▶ WHAT IS REQUIRED
Both the line containing "Read out every word on this page." and the last line of the listing are included: write out exactly the lines from one to the other.

▶ DATA EXCERPTS
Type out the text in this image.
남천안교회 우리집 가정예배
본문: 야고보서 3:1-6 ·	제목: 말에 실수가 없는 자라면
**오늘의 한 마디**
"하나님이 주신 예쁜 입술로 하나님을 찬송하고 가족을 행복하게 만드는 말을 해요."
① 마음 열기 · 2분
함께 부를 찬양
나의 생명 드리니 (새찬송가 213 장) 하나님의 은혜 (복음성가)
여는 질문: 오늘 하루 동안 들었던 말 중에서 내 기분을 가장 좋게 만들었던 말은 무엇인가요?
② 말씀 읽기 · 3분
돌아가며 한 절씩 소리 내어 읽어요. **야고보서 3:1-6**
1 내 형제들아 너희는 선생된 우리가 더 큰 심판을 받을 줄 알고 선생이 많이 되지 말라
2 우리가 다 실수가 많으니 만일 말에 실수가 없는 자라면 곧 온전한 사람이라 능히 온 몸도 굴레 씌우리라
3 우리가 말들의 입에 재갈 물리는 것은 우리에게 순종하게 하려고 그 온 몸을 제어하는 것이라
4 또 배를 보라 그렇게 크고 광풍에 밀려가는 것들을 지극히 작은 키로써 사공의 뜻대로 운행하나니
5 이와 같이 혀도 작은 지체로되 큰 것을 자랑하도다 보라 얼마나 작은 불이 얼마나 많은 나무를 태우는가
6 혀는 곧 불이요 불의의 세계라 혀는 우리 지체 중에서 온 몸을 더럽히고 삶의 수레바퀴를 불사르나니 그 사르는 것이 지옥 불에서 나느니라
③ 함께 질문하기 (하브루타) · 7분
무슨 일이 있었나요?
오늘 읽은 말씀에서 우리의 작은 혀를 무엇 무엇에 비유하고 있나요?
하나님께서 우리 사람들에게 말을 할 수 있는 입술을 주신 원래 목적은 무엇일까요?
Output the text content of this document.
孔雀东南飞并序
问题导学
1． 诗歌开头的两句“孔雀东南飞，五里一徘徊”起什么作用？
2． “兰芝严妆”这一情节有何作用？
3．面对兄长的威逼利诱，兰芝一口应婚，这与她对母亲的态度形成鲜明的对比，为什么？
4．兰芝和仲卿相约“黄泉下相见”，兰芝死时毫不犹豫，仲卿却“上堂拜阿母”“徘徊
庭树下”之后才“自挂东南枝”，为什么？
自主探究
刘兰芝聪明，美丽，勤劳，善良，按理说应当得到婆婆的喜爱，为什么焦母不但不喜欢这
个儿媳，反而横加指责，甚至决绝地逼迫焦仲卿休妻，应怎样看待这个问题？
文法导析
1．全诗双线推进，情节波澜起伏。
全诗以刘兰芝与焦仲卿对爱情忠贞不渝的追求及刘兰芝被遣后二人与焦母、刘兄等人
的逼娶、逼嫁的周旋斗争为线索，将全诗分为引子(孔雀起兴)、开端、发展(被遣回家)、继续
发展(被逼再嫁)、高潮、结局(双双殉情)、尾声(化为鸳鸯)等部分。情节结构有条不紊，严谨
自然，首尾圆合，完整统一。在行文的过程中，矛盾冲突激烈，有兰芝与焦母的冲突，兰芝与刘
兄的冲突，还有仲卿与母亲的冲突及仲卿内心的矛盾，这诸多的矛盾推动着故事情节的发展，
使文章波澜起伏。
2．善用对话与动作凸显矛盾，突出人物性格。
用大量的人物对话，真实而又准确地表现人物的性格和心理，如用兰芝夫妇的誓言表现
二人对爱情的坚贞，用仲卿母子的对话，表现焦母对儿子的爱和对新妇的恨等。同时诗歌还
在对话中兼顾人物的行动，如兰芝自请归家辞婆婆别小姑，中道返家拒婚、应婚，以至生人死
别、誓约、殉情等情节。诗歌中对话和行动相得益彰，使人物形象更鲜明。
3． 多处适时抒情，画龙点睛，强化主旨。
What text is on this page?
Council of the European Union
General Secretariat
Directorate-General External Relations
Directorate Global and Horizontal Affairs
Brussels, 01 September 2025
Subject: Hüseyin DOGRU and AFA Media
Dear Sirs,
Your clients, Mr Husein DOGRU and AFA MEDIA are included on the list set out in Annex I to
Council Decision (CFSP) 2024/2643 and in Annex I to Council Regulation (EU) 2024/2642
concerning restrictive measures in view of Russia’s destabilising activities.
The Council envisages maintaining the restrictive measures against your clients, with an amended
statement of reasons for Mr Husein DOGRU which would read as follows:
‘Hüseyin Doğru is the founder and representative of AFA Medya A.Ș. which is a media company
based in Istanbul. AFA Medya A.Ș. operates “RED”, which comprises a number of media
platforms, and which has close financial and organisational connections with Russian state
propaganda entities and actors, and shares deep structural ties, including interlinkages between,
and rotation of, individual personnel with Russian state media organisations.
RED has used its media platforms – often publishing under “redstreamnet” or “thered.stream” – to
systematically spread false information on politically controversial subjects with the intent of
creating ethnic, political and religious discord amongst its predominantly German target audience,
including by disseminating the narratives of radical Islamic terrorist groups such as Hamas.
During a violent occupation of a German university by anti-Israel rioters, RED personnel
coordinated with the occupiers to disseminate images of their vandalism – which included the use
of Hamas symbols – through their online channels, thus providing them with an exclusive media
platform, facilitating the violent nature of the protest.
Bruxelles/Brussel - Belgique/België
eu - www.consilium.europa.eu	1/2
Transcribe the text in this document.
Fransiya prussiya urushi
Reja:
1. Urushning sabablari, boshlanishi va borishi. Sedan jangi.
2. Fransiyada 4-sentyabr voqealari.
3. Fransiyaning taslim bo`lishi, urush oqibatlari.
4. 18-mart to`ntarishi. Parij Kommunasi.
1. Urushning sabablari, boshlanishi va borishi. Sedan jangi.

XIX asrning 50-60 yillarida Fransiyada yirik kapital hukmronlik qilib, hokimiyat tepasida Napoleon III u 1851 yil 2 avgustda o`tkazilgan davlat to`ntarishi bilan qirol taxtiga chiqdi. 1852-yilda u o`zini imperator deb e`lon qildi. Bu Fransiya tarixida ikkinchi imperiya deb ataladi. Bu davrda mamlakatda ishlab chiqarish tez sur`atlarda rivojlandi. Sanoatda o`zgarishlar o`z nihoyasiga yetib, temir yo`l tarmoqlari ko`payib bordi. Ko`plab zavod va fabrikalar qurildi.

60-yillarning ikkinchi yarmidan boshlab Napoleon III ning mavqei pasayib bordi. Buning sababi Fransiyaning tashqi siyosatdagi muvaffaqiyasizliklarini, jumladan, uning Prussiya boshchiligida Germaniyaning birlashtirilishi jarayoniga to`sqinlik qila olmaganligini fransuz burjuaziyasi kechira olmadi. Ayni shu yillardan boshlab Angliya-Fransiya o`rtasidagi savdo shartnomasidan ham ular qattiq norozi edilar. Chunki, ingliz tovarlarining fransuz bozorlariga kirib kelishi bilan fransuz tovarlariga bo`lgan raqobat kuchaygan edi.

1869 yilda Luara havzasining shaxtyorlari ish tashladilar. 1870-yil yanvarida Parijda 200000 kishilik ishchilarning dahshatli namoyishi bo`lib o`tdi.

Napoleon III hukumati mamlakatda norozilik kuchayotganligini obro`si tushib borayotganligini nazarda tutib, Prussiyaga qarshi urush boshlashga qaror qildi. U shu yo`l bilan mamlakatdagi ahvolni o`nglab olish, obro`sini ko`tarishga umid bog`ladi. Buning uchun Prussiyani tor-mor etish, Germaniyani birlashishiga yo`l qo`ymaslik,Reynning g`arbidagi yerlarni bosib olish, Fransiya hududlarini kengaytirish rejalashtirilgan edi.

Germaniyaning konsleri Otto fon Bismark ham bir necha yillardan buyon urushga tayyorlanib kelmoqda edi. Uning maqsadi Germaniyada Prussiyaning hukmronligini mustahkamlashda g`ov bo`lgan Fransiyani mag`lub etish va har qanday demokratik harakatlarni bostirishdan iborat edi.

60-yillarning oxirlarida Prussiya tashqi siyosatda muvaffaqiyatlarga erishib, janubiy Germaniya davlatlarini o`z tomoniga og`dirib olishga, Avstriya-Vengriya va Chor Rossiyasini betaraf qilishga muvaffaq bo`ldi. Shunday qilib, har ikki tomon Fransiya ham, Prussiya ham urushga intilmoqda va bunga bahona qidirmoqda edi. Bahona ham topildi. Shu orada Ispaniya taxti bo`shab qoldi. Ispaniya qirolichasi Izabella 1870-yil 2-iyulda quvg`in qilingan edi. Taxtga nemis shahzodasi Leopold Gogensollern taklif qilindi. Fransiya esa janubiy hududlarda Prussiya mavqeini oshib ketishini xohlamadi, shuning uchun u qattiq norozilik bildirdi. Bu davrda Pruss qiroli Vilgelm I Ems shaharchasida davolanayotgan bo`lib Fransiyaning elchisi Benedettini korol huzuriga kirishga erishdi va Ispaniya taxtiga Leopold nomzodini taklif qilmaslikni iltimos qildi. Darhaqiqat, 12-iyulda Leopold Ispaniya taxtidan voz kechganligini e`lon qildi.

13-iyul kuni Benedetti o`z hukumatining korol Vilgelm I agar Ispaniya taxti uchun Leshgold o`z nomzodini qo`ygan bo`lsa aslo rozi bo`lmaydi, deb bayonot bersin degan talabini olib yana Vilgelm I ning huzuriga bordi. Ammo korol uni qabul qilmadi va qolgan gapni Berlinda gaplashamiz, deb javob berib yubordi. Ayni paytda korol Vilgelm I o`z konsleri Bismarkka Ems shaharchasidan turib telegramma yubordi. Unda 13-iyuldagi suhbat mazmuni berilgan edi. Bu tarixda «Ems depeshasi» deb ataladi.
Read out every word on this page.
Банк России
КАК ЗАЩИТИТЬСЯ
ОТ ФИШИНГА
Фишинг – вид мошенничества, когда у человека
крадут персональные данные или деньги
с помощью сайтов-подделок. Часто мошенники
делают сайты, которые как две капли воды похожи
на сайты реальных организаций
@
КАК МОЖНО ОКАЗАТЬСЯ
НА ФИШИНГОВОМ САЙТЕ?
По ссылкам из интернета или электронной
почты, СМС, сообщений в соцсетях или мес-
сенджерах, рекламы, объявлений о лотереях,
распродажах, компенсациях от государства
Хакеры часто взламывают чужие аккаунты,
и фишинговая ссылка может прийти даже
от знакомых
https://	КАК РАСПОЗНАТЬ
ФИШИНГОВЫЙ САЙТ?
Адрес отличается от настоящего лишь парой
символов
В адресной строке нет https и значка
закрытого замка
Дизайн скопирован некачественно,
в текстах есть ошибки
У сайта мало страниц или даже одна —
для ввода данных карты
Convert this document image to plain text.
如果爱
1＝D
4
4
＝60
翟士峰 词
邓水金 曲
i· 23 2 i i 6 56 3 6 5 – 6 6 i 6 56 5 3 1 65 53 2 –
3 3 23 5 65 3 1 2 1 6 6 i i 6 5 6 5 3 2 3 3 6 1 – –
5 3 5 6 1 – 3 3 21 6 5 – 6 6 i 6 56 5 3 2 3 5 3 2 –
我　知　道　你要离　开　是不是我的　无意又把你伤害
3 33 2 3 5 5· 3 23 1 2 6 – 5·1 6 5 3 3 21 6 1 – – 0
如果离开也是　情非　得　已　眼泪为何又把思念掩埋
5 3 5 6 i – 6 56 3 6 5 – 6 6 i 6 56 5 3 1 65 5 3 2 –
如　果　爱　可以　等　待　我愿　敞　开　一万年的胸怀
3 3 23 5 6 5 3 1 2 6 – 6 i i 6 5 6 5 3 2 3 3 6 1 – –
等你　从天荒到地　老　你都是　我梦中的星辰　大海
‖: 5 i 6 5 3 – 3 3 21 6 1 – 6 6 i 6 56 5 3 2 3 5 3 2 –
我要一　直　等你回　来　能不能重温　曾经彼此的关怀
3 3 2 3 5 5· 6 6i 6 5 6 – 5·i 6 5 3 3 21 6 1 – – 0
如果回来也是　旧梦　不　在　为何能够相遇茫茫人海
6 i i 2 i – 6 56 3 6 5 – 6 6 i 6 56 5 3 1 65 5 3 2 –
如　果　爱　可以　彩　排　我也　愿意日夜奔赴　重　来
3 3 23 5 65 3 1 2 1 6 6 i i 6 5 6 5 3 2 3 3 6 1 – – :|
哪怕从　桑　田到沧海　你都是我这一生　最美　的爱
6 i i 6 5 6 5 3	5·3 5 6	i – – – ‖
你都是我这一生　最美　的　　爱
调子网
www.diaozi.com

▶ SOLUTION TO THE EXERCISE
Read out every word on this page.
Банк России
КАК ЗАЩИТИТЬСЯ
ОТ ФИШИНГА
Фишинг – вид мошенничества, когда у человека
крадут персональные данные или деньги
с помощью сайтов-подделок. Часто мошенники
делают сайты, которые как две капли воды похожи
на сайты реальных организаций
@
КАК МОЖНО ОКАЗАТЬСЯ
НА ФИШИНГОВОМ САЙТЕ?
По ссылкам из интернета или электронной
почты, СМС, сообщений в соцсетях или мес-
сенджерах, рекламы, объявлений о лотереях,
распродажах, компенсациях от государства
Хакеры часто взламывают чужие аккаунты,
и фишинговая ссылка может прийти даже
от знакомых
https://	КАК РАСПОЗНАТЬ
ФИШИНГОВЫЙ САЙТ?
Адрес отличается от настоящего лишь парой
символов
В адресной строке нет https и значка
закрытого замка
Дизайн скопирован некачественно,
в текстах есть ошибки
У сайта мало страниц или даже одна —
для ввода данных карты
Convert this document image to plain text.
如果爱
1＝D
4
4
＝60
翟士峰 词
邓水金 曲
i· 23 2 i i 6 56 3 6 5 – 6 6 i 6 56 5 3 1 65 53 2 –
3 3 23 5 65 3 1 2 1 6 6 i i 6 5 6 5 3 2 3 3 6 1 – –
5 3 5 6 1 – 3 3 21 6 5 – 6 6 i 6 56 5 3 2 3 5 3 2 –
我　知　道　你要离　开　是不是我的　无意又把你伤害
3 33 2 3 5 5· 3 23 1 2 6 – 5·1 6 5 3 3 21 6 1 – – 0
如果离开也是　情非　得　已　眼泪为何又把思念掩埋
5 3 5 6 i – 6 56 3 6 5 – 6 6 i 6 56 5 3 1 65 5 3 2 –
如　果　爱　可以　等　待　我愿　敞　开　一万年的胸怀
3 3 23 5 6 5 3 1 2 6 – 6 i i 6 5 6 5 3 2 3 3 6 1 – –
等你　从天荒到地　老　你都是　我梦中的星辰　大海
‖: 5 i 6 5 3 – 3 3 21 6 1 – 6 6 i 6 56 5 3 2 3 5 3 2 –
我要一　直　等你回　来　能不能重温　曾经彼此的关怀
3 3 2 3 5 5· 6 6i 6 5 6 – 5·i 6 5 3 3 21 6 1 – – 0
如果回来也是　旧梦　不　在　为何能够相遇茫茫人海
6 i i 2 i – 6 56 3 6 5 – 6 6 i 6 56 5 3 1 65 5 3 2 –
如　果　爱　可以　彩　排　我也　愿意日夜奔赴　重　来
3 3 23 5 65 3 1 2 1 6 6 i i 6 5 6 5 3 2 3 3 6 1 – – :|
哪怕从　桑　田到沧海　你都是我这一生　最美　的爱
6 i i 6 5 6 5 3	5·3 5 6	i – – – ‖
你都是我这一生　最美　的　　爱
调子网
www.diaozi.com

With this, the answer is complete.